> _To be done_
Leave out the pictures and restate the rest of the data exactly.

> _Data provided_
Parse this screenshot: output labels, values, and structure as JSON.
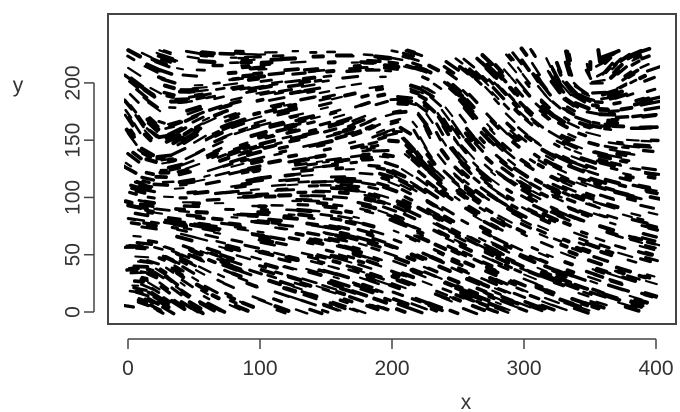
{
  "chart_data": {
    "type": "scatter",
    "title": "",
    "xlabel": "x",
    "ylabel": "y",
    "xlim": [
      0,
      400
    ],
    "ylim": [
      0,
      220
    ],
    "x_ticks": [
      0,
      100,
      200,
      300,
      400
    ],
    "y_ticks": [
      0,
      50,
      100,
      150,
      200
    ],
    "x_tick_labels": [
      "0",
      "100",
      "200",
      "300",
      "400"
    ],
    "y_tick_labels": [
      "0",
      "50",
      "100",
      "150",
      "200"
    ],
    "grid": false,
    "legend": "none",
    "mark_style": "short oriented line segments forming a streamline-like texture",
    "colors": {
      "marks": "#000000",
      "axes": "#333333",
      "background": "#ffffff"
    }
  }
}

> _The reply_
Parse this screenshot: output labels, values, and structure as JSON.
{
  "chart_data": {
    "type": "scatter",
    "title": "",
    "xlabel": "x",
    "ylabel": "y",
    "xlim": [
      0,
      400
    ],
    "ylim": [
      0,
      220
    ],
    "x_ticks": [
      0,
      100,
      200,
      300,
      400
    ],
    "y_ticks": [
      0,
      50,
      100,
      150,
      200
    ],
    "x_tick_labels": [
      "0",
      "100",
      "200",
      "300",
      "400"
    ],
    "y_tick_labels": [
      "0",
      "50",
      "100",
      "150",
      "200"
    ],
    "grid": false,
    "legend": "none",
    "mark_style": "short oriented line segments forming a streamline-like texture",
    "colors": {
      "marks": "#000000",
      "axes": "#333333",
      "background": "#ffffff"
    }
  }
}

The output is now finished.